#### Task to carry out:
Spot every line with the word "this" and return it.

** start of Data records **

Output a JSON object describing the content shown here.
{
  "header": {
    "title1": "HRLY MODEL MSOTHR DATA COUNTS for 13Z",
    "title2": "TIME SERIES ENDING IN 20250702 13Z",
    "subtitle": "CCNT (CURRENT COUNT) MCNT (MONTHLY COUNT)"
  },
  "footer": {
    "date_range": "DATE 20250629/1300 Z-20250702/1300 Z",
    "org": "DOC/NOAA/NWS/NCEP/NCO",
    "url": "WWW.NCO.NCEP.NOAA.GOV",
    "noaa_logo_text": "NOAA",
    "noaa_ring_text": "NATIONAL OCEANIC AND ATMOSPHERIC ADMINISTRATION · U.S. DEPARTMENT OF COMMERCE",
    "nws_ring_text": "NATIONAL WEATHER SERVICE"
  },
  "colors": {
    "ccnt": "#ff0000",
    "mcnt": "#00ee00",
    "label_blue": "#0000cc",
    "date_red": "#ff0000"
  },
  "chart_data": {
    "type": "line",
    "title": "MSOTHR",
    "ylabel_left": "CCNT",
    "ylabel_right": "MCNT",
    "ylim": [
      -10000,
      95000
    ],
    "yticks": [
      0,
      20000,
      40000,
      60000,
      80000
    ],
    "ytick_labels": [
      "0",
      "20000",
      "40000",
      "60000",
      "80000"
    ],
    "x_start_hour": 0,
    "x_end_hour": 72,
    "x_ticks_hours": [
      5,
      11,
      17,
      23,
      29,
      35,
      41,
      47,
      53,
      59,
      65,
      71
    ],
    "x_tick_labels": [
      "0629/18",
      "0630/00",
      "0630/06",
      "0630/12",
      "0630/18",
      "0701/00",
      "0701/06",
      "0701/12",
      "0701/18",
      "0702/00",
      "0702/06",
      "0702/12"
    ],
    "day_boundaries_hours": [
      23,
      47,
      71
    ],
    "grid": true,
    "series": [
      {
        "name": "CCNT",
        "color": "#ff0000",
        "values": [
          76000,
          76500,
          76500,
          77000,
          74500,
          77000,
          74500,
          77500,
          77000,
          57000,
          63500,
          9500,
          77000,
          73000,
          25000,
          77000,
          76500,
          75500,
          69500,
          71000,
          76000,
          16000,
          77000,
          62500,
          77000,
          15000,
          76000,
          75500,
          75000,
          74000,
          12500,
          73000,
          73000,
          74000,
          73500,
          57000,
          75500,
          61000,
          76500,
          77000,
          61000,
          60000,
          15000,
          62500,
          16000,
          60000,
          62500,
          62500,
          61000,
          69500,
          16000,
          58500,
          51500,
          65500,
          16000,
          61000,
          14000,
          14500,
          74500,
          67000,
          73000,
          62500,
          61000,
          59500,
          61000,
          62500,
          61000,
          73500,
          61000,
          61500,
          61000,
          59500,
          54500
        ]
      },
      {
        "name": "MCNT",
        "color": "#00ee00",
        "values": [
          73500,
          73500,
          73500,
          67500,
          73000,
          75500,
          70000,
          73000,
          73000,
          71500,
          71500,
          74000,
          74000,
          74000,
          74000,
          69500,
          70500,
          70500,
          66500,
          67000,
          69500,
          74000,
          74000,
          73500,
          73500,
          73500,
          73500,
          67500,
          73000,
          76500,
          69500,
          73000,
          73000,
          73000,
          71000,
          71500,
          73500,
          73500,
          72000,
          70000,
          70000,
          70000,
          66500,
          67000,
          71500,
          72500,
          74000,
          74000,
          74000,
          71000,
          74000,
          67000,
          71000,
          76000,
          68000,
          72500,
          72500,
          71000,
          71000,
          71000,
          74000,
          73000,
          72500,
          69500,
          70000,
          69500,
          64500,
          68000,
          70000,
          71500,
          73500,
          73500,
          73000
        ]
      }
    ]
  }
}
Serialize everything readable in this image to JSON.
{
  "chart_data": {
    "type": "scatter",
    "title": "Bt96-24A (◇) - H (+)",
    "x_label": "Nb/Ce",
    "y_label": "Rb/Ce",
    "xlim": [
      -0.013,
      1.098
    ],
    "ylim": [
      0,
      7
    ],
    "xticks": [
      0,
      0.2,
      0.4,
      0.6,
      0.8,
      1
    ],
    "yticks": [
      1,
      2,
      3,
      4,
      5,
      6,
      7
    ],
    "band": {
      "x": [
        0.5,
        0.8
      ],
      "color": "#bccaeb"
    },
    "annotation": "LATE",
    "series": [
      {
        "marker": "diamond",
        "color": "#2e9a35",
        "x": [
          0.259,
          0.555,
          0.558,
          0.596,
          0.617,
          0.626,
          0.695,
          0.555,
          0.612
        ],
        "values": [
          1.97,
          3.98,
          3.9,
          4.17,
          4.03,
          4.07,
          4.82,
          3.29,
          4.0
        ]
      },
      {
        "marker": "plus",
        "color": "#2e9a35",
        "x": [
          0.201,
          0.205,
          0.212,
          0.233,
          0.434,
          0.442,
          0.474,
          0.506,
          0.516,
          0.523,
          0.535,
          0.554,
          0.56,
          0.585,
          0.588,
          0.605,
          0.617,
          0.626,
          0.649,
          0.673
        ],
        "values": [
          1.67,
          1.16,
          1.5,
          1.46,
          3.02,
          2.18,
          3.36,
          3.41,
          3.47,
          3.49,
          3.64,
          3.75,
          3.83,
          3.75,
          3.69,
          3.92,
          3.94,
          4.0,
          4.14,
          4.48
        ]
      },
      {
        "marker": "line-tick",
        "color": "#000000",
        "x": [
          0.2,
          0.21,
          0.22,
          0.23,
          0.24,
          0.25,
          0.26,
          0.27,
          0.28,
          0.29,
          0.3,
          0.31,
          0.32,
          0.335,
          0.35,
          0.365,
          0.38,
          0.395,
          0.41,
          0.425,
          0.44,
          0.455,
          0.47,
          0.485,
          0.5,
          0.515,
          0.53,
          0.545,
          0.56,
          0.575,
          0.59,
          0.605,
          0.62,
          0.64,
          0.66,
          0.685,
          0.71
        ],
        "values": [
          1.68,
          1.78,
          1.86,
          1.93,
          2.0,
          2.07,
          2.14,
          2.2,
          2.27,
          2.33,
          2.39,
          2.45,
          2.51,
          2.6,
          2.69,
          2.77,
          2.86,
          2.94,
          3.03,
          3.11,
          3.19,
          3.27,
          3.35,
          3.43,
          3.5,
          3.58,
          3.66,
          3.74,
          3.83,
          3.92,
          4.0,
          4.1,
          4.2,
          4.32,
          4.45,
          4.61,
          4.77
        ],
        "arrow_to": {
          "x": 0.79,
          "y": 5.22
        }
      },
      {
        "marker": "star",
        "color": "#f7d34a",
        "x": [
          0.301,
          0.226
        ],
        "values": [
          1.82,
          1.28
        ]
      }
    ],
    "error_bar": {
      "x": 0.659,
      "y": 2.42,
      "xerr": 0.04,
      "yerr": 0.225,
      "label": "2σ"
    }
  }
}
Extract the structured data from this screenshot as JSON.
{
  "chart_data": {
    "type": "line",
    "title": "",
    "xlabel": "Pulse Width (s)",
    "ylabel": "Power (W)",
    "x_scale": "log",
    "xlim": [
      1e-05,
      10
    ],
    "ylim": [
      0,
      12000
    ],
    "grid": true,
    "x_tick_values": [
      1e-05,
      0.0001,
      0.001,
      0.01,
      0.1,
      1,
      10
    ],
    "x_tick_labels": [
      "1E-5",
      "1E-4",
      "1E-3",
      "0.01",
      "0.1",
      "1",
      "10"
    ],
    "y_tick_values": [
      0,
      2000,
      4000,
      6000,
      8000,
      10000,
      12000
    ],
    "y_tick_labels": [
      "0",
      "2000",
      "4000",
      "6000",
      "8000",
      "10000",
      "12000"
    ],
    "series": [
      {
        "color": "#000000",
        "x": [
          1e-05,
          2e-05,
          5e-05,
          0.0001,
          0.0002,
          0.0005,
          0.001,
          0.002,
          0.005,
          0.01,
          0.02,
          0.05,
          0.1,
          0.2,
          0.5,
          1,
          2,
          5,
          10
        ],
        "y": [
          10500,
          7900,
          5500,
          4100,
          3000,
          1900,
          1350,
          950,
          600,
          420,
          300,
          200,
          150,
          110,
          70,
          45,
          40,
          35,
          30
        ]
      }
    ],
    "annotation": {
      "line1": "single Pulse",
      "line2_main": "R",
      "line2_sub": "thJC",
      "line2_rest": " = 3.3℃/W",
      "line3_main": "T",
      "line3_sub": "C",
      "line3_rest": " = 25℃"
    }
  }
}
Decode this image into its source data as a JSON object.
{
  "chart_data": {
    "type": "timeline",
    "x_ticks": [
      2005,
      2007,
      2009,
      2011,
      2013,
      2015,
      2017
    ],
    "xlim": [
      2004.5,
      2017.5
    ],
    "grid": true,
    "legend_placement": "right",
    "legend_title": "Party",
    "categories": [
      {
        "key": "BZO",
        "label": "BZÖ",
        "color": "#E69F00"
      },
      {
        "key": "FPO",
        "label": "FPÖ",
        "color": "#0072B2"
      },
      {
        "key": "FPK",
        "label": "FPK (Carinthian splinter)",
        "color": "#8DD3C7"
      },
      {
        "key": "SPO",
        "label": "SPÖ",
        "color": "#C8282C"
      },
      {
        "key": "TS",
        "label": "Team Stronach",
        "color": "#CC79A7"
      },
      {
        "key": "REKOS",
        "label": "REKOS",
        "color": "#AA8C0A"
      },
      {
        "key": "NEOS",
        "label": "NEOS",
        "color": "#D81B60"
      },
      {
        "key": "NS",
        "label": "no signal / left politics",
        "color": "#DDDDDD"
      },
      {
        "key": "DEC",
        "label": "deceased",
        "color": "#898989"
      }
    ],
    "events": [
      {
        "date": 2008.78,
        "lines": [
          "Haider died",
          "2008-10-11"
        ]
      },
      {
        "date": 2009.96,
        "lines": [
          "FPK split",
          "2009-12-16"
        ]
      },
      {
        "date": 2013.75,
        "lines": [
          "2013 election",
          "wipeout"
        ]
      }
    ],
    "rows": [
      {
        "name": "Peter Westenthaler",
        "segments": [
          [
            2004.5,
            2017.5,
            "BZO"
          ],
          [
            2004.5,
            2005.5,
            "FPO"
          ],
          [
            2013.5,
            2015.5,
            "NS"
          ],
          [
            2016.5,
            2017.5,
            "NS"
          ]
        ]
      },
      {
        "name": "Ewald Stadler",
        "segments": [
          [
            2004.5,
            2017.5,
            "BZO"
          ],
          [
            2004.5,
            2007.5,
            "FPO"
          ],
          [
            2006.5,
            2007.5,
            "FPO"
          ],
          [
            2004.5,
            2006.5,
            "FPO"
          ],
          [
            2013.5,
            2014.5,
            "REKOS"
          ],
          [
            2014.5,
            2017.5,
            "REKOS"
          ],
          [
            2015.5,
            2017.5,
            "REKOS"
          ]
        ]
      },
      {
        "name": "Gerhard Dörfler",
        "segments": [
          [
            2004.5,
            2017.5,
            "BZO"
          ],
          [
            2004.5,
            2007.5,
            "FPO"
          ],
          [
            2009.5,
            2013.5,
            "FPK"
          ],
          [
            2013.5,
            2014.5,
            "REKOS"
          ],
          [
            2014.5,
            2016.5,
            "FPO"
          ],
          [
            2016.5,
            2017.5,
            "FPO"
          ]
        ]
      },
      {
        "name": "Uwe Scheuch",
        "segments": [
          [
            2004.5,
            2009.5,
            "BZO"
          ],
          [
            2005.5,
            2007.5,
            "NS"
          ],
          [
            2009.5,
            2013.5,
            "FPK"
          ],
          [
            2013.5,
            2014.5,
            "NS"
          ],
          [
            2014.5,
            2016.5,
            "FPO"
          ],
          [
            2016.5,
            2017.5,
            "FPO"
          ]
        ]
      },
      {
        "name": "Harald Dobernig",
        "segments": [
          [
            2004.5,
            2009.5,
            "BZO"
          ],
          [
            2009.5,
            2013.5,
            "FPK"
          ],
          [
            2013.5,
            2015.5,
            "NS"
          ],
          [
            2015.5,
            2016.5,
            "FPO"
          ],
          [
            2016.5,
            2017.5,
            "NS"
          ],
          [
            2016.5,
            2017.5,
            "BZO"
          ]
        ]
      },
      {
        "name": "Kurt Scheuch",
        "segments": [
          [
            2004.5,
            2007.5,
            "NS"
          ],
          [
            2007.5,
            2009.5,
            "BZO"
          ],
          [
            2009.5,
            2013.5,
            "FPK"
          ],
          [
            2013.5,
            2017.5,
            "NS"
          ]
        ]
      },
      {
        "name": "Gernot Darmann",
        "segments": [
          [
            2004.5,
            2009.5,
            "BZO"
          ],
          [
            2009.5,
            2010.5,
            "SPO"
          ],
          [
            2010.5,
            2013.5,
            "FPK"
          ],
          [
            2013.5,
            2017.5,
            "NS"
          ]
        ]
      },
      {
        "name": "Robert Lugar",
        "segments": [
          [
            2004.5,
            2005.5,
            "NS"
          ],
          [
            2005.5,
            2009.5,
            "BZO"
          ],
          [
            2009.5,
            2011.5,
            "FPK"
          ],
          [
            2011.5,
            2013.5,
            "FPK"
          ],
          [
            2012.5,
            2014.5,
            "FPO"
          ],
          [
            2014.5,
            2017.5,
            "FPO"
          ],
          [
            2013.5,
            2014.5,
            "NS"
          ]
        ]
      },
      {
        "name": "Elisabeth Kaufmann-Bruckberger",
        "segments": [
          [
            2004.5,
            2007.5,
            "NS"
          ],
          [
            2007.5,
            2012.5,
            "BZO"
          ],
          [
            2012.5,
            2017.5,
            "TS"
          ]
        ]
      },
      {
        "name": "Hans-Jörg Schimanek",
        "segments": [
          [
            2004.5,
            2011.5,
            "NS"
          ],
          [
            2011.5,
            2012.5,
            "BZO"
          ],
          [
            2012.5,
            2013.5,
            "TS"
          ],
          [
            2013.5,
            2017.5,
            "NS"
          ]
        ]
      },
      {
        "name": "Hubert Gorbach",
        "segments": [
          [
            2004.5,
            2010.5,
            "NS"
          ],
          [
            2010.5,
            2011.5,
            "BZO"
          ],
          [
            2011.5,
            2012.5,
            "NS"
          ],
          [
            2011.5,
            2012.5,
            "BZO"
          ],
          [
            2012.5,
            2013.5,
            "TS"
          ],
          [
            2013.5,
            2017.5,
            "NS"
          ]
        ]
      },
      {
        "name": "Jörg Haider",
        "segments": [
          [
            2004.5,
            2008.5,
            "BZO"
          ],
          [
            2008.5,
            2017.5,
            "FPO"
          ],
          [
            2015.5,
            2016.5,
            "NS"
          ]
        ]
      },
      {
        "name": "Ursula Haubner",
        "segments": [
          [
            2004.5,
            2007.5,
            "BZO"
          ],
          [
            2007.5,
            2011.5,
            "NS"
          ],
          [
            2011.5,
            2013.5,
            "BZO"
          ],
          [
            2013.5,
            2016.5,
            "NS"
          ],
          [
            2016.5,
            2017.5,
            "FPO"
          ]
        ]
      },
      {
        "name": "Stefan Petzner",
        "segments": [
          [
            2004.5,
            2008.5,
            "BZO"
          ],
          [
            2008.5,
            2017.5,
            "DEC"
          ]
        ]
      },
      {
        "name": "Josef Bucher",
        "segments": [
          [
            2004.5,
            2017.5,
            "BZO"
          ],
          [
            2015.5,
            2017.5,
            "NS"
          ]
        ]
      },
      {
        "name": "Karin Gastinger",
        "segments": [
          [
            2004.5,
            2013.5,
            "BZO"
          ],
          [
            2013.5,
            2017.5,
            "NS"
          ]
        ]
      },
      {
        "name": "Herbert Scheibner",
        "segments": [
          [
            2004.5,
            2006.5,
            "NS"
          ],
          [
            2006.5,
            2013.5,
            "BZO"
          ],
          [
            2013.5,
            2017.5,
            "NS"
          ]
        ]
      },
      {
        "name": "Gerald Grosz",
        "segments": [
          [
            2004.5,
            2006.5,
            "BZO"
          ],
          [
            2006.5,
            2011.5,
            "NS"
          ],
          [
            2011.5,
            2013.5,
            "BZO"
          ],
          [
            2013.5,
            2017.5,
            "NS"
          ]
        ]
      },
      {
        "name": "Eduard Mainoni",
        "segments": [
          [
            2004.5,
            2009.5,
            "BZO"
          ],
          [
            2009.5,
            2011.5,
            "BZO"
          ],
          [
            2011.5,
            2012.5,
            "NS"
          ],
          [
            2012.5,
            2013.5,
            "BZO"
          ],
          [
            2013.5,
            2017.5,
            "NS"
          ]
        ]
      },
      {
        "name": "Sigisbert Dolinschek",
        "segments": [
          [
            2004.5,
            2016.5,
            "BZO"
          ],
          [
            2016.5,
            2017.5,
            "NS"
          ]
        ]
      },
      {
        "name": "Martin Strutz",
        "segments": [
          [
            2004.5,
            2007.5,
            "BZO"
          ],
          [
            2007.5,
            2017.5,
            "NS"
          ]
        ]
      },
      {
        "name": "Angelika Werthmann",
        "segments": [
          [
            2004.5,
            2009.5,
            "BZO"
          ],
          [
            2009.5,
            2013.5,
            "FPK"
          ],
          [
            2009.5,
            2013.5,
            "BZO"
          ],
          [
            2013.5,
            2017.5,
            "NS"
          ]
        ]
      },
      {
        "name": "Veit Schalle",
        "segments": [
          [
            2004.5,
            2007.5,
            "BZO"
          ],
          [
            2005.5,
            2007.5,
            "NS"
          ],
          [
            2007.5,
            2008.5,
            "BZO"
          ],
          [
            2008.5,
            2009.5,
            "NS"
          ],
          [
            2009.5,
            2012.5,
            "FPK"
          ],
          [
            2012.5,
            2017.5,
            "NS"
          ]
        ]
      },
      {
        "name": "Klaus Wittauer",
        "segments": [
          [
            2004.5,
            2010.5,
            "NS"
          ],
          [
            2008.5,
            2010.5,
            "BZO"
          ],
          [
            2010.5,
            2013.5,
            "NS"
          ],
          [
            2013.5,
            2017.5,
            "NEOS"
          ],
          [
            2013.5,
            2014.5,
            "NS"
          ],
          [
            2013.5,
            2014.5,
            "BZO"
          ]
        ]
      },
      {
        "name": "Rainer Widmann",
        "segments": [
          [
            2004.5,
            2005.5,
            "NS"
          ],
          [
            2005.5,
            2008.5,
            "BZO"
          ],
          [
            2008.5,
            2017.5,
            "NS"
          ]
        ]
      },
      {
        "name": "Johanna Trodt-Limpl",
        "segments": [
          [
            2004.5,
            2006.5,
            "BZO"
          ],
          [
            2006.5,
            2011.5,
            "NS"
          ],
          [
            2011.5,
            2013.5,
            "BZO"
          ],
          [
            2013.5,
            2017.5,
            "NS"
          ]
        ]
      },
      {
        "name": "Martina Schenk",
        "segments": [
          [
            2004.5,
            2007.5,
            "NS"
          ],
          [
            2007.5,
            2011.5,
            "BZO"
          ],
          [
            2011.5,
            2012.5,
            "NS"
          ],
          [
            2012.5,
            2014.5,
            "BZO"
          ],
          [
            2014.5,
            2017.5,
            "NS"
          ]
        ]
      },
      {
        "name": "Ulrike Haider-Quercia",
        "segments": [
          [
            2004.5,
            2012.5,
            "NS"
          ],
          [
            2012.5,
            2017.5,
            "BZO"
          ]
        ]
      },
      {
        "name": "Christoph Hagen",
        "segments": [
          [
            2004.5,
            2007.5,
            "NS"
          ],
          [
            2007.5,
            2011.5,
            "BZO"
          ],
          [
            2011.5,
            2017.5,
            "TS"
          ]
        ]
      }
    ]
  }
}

** end of Data records **

#### Right answer:
Serialize everything readable in this image to JSON.
Extract the structured data from this screenshot as JSON.
Decode this image into its source data as a JSON object.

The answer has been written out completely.